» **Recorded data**
____________________

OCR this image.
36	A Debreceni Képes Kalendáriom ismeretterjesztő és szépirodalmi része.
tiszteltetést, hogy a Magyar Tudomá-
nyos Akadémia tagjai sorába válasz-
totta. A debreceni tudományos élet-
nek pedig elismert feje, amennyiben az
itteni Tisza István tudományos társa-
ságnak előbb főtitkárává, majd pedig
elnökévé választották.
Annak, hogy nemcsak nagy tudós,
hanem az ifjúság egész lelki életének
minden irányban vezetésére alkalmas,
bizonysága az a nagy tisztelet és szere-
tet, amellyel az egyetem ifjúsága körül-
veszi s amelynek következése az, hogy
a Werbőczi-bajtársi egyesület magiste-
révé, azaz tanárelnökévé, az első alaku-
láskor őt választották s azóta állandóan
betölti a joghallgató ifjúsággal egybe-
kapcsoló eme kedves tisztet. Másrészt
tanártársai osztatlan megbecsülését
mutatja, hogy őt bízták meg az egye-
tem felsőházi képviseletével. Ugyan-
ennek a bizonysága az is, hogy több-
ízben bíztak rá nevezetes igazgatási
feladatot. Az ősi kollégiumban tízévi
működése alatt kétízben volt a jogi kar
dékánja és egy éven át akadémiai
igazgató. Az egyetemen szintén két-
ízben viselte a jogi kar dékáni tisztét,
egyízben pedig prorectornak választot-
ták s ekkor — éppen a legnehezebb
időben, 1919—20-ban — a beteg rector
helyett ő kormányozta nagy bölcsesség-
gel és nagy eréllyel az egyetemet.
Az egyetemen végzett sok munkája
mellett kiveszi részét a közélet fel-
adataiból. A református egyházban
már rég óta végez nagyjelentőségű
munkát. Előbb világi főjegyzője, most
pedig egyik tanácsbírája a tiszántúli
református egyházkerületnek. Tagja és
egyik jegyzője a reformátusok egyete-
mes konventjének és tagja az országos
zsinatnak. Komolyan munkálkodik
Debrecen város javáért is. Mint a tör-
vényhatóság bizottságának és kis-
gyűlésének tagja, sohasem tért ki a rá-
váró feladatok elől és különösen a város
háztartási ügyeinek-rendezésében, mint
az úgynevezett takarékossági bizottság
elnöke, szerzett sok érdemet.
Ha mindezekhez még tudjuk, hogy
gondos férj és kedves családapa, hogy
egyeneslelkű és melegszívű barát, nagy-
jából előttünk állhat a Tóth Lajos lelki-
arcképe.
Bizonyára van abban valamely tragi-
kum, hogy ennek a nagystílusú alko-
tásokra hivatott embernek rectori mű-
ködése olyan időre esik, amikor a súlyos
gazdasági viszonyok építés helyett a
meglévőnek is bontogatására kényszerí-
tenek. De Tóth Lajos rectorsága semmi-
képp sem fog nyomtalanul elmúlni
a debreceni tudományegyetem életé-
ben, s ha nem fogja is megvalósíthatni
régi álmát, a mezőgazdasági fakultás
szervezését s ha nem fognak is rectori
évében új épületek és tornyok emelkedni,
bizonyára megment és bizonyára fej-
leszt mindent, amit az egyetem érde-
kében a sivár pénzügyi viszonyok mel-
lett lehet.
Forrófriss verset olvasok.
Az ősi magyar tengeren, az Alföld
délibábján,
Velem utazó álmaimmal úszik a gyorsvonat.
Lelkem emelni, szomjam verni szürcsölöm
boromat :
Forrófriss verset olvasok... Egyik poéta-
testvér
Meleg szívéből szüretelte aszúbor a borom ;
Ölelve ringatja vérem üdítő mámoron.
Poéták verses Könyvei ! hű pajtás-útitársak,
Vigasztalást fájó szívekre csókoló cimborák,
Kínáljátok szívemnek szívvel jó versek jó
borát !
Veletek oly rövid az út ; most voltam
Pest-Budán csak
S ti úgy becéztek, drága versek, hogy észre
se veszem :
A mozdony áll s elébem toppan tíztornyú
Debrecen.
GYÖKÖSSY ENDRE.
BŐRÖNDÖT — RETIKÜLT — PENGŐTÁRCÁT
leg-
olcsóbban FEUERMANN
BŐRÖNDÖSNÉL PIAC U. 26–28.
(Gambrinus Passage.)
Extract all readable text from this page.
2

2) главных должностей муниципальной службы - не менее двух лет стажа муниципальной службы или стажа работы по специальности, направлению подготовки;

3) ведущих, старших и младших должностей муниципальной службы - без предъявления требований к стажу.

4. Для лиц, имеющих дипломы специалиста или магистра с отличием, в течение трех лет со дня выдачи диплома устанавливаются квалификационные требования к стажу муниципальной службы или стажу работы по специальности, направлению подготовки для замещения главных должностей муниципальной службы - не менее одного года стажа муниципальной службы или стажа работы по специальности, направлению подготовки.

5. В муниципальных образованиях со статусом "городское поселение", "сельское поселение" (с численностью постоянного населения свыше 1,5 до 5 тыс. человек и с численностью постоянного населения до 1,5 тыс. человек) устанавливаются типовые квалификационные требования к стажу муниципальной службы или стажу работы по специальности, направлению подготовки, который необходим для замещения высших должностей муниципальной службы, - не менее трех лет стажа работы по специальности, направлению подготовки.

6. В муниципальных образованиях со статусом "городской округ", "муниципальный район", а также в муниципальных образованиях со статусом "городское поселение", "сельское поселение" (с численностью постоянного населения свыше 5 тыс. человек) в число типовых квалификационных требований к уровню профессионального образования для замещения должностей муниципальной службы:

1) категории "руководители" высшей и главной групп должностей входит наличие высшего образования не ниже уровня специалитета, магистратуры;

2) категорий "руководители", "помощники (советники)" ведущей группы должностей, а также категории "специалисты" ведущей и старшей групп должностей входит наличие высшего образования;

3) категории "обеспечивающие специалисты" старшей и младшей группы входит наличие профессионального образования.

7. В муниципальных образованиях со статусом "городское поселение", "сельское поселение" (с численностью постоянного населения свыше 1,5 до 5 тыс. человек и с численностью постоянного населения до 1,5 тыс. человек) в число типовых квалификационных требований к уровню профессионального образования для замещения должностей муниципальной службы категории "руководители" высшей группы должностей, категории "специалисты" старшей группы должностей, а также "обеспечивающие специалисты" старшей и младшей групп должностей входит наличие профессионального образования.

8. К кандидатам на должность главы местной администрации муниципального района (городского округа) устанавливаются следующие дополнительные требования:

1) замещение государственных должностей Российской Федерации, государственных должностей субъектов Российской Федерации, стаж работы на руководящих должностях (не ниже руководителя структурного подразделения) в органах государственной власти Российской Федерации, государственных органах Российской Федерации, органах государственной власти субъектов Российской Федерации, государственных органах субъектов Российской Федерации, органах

____________________

The full set of records should be duplicated exactly.

» **Solution to this task**
OCR this image.
36	A Debreceni Képes Kalendáriom ismeretterjesztő és szépirodalmi része.
tiszteltetést, hogy a Magyar Tudomá-
nyos Akadémia tagjai sorába válasz-
totta. A debreceni tudományos élet-
nek pedig elismert feje, amennyiben az
itteni Tisza István tudományos társa-
ságnak előbb főtitkárává, majd pedig
elnökévé választották.
Annak, hogy nemcsak nagy tudós,
hanem az ifjúság egész lelki életének
minden irányban vezetésére alkalmas,
bizonysága az a nagy tisztelet és szere-
tet, amellyel az egyetem ifjúsága körül-
veszi s amelynek következése az, hogy
a Werbőczi-bajtársi egyesület magiste-
révé, azaz tanárelnökévé, az első alaku-
láskor őt választották s azóta állandóan
betölti a joghallgató ifjúsággal egybe-
kapcsoló eme kedves tisztet. Másrészt
tanártársai osztatlan megbecsülését
mutatja, hogy őt bízták meg az egye-
tem felsőházi képviseletével. Ugyan-
ennek a bizonysága az is, hogy több-
ízben bíztak rá nevezetes igazgatási
feladatot. Az ősi kollégiumban tízévi
működése alatt kétízben volt a jogi kar
dékánja és egy éven át akadémiai
igazgató. Az egyetemen szintén két-
ízben viselte a jogi kar dékáni tisztét,
egyízben pedig prorectornak választot-
ták s ekkor — éppen a legnehezebb
időben, 1919—20-ban — a beteg rector
helyett ő kormányozta nagy bölcsesség-
gel és nagy eréllyel az egyetemet.
Az egyetemen végzett sok munkája
mellett kiveszi részét a közélet fel-
adataiból. A református egyházban
már rég óta végez nagyjelentőségű
munkát. Előbb világi főjegyzője, most
pedig egyik tanácsbírája a tiszántúli
református egyházkerületnek. Tagja és
egyik jegyzője a reformátusok egyete-
mes konventjének és tagja az országos
zsinatnak. Komolyan munkálkodik
Debrecen város javáért is. Mint a tör-
vényhatóság bizottságának és kis-
gyűlésének tagja, sohasem tért ki a rá-
váró feladatok elől és különösen a város
háztartási ügyeinek-rendezésében, mint
az úgynevezett takarékossági bizottság
elnöke, szerzett sok érdemet.
Ha mindezekhez még tudjuk, hogy
gondos férj és kedves családapa, hogy
egyeneslelkű és melegszívű barát, nagy-
jából előttünk állhat a Tóth Lajos lelki-
arcképe.
Bizonyára van abban valamely tragi-
kum, hogy ennek a nagystílusú alko-
tásokra hivatott embernek rectori mű-
ködése olyan időre esik, amikor a súlyos
gazdasági viszonyok építés helyett a
meglévőnek is bontogatására kényszerí-
tenek. De Tóth Lajos rectorsága semmi-
képp sem fog nyomtalanul elmúlni
a debreceni tudományegyetem életé-
ben, s ha nem fogja is megvalósíthatni
régi álmát, a mezőgazdasági fakultás
szervezését s ha nem fognak is rectori
évében új épületek és tornyok emelkedni,
bizonyára megment és bizonyára fej-
leszt mindent, amit az egyetem érde-
kében a sivár pénzügyi viszonyok mel-
lett lehet.
Forrófriss verset olvasok.
Az ősi magyar tengeren, az Alföld
délibábján,
Velem utazó álmaimmal úszik a gyorsvonat.
Lelkem emelni, szomjam verni szürcsölöm
boromat :
Forrófriss verset olvasok... Egyik poéta-
testvér
Meleg szívéből szüretelte aszúbor a borom ;
Ölelve ringatja vérem üdítő mámoron.
Poéták verses Könyvei ! hű pajtás-útitársak,
Vigasztalást fájó szívekre csókoló cimborák,
Kínáljátok szívemnek szívvel jó versek jó
borát !
Veletek oly rövid az út ; most voltam
Pest-Budán csak
S ti úgy becéztek, drága versek, hogy észre
se veszem :
A mozdony áll s elébem toppan tíztornyú
Debrecen.
GYÖKÖSSY ENDRE.
BŐRÖNDÖT — RETIKÜLT — PENGŐTÁRCÁT
leg-
olcsóbban FEUERMANN
BŐRÖNDÖSNÉL PIAC U. 26–28.
(Gambrinus Passage.)
Extract all readable text from this page.
2

2) главных должностей муниципальной службы - не менее двух лет стажа муниципальной службы или стажа работы по специальности, направлению подготовки;

3) ведущих, старших и младших должностей муниципальной службы - без предъявления требований к стажу.

4. Для лиц, имеющих дипломы специалиста или магистра с отличием, в течение трех лет со дня выдачи диплома устанавливаются квалификационные требования к стажу муниципальной службы или стажу работы по специальности, направлению подготовки для замещения главных должностей муниципальной службы - не менее одного года стажа муниципальной службы или стажа работы по специальности, направлению подготовки.

5. В муниципальных образованиях со статусом "городское поселение", "сельское поселение" (с численностью постоянного населения свыше 1,5 до 5 тыс. человек и с численностью постоянного населения до 1,5 тыс. человек) устанавливаются типовые квалификационные требования к стажу муниципальной службы или стажу работы по специальности, направлению подготовки, который необходим для замещения высших должностей муниципальной службы, - не менее трех лет стажа работы по специальности, направлению подготовки.

6. В муниципальных образованиях со статусом "городской округ", "муниципальный район", а также в муниципальных образованиях со статусом "городское поселение", "сельское поселение" (с численностью постоянного населения свыше 5 тыс. человек) в число типовых квалификационных требований к уровню профессионального образования для замещения должностей муниципальной службы:

1) категории "руководители" высшей и главной групп должностей входит наличие высшего образования не ниже уровня специалитета, магистратуры;

2) категорий "руководители", "помощники (советники)" ведущей группы должностей, а также категории "специалисты" ведущей и старшей групп должностей входит наличие высшего образования;

3) категории "обеспечивающие специалисты" старшей и младшей группы входит наличие профессионального образования.

7. В муниципальных образованиях со статусом "городское поселение", "сельское поселение" (с численностью постоянного населения свыше 1,5 до 5 тыс. человек и с численностью постоянного населения до 1,5 тыс. человек) в число типовых квалификационных требований к уровню профессионального образования для замещения должностей муниципальной службы категории "руководители" высшей группы должностей, категории "специалисты" старшей группы должностей, а также "обеспечивающие специалисты" старшей и младшей групп должностей входит наличие профессионального образования.

8. К кандидатам на должность главы местной администрации муниципального района (городского округа) устанавливаются следующие дополнительные требования:

1) замещение государственных должностей Российской Федерации, государственных должностей субъектов Российской Федерации, стаж работы на руководящих должностях (не ниже руководителя структурного подразделения) в органах государственной власти Российской Федерации, государственных органах Российской Федерации, органах государственной власти субъектов Российской Федерации, государственных органах субъектов Российской Федерации, органах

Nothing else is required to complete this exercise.